§ Problem description: Using the listing below, copy every line that mentions "Кузьма".

[Data excerpts]
=-=-=
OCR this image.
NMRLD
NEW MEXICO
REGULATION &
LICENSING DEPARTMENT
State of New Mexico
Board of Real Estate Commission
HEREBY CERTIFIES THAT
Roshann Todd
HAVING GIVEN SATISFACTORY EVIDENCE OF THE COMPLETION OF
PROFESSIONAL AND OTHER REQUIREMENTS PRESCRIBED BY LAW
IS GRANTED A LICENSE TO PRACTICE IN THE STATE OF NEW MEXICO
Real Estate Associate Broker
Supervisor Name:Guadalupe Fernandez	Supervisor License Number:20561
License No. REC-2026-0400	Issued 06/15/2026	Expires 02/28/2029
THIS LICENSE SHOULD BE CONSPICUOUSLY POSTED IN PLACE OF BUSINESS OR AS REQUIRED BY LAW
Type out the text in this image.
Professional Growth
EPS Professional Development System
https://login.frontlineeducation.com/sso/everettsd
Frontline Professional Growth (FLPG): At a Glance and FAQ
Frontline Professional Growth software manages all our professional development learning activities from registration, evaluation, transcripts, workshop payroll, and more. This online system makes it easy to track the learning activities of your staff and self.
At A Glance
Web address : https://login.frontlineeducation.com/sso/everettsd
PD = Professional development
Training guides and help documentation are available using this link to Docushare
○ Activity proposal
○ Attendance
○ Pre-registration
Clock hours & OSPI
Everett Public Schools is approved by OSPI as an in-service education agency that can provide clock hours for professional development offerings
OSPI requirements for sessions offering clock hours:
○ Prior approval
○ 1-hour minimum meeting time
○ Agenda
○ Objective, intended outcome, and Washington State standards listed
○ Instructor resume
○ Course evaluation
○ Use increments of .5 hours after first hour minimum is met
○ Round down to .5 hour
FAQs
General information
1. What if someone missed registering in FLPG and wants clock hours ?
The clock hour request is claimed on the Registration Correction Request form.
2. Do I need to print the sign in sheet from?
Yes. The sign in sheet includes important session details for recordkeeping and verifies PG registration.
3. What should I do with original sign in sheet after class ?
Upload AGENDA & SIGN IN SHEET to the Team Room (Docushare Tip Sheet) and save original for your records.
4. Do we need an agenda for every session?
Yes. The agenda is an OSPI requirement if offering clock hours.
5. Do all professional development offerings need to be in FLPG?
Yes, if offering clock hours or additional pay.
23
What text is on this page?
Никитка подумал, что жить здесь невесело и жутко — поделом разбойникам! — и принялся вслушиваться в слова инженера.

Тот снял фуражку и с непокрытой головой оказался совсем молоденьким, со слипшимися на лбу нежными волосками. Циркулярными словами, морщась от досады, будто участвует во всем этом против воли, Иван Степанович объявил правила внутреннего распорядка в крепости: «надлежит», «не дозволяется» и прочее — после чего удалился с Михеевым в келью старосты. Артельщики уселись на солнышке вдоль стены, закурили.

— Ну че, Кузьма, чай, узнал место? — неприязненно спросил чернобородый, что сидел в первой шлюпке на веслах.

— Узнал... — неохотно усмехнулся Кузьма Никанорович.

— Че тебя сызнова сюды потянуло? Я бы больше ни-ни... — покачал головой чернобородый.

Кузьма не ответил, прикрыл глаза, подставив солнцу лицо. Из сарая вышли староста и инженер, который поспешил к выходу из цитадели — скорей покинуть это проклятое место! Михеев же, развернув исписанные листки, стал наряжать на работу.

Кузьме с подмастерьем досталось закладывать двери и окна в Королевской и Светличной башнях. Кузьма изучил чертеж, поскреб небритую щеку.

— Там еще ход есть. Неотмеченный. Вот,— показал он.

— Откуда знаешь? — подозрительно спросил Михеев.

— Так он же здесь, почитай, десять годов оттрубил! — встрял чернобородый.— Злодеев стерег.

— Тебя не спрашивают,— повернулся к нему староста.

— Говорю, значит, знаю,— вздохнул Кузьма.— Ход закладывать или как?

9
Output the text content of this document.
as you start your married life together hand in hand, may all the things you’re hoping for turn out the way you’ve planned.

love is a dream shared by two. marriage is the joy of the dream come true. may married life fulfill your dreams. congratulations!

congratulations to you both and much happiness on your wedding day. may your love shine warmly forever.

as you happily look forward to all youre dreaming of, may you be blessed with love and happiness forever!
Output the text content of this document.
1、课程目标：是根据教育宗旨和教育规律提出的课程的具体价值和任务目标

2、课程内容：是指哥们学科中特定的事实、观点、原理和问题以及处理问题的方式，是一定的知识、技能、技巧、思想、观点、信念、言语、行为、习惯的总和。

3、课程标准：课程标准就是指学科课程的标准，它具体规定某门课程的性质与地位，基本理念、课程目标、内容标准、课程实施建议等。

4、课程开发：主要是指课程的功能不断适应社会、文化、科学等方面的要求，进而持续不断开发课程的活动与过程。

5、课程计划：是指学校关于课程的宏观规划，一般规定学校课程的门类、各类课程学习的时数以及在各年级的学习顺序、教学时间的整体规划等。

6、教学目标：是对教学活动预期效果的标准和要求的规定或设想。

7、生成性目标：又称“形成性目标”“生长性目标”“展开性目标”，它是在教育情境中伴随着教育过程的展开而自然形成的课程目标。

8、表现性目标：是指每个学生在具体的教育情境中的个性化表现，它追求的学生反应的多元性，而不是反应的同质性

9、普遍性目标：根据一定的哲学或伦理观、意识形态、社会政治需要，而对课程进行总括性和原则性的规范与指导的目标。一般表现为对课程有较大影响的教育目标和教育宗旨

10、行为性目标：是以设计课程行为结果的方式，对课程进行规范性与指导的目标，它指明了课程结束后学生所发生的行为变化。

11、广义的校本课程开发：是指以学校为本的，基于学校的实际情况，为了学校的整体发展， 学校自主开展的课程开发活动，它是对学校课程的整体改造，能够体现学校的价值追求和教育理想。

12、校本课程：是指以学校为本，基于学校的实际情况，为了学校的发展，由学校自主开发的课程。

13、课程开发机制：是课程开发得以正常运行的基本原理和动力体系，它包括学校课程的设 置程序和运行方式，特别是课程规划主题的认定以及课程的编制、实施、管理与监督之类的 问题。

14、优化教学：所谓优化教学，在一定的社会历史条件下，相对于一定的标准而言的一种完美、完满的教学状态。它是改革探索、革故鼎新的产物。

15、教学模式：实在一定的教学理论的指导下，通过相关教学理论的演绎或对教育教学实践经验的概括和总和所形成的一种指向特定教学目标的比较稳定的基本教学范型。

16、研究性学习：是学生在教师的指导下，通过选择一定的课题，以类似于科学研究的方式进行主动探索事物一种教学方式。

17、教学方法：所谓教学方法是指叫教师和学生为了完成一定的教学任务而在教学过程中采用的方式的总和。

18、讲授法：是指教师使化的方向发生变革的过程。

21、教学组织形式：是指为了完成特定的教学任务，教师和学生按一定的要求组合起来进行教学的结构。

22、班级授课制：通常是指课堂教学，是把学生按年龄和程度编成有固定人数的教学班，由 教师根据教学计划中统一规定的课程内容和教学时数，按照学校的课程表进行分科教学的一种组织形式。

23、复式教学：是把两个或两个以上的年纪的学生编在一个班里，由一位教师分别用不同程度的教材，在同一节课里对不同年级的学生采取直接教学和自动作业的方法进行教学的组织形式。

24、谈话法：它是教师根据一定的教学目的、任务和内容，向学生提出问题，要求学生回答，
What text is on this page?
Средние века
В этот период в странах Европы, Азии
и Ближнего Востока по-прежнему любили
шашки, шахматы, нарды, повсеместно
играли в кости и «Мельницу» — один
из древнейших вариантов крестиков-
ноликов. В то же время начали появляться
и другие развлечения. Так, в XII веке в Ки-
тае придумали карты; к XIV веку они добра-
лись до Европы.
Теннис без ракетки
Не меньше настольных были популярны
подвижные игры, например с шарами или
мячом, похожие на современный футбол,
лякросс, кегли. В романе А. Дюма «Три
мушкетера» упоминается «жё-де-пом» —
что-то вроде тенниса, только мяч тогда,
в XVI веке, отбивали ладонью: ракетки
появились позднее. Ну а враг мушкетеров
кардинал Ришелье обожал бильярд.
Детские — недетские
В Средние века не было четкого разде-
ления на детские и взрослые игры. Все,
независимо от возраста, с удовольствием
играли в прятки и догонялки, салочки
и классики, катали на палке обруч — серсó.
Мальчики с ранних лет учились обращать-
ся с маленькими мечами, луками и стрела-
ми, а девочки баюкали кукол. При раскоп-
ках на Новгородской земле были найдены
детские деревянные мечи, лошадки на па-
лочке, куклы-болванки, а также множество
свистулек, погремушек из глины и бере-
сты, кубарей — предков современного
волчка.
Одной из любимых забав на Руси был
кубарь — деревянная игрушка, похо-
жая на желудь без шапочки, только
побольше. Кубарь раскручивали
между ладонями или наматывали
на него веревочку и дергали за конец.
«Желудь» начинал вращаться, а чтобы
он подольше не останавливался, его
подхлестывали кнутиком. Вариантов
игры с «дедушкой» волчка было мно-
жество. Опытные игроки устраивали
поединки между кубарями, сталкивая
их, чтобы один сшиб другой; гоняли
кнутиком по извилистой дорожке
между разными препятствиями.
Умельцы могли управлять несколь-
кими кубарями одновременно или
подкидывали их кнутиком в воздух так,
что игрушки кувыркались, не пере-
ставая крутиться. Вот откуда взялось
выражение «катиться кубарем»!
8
=-=-=
§ Exercise output:
— Ну че, Кузьма, чай, узнал место? — неприязненно спросил чернобородый, что сидел в первой шлюпке на веслах.
— Узнал... — неохотно усмехнулся Кузьма Никанорович.
Кузьма не ответил, прикрыл глаза, подставив солнцу лицо. Из сарая вышли староста и инженер, который поспешил к выходу из цитадели — скорей покинуть это проклятое место! Михеев же, развернув исписанные листки, стал наряжать на работу.
Кузьме с подмастерьем досталось закладывать двери и окна в Королевской и Светличной башнях. Кузьма изучил чертеж, поскреб небритую щеку.
— Говорю, значит, знаю,— вздохнул Кузьма.— Ход закладывать или как?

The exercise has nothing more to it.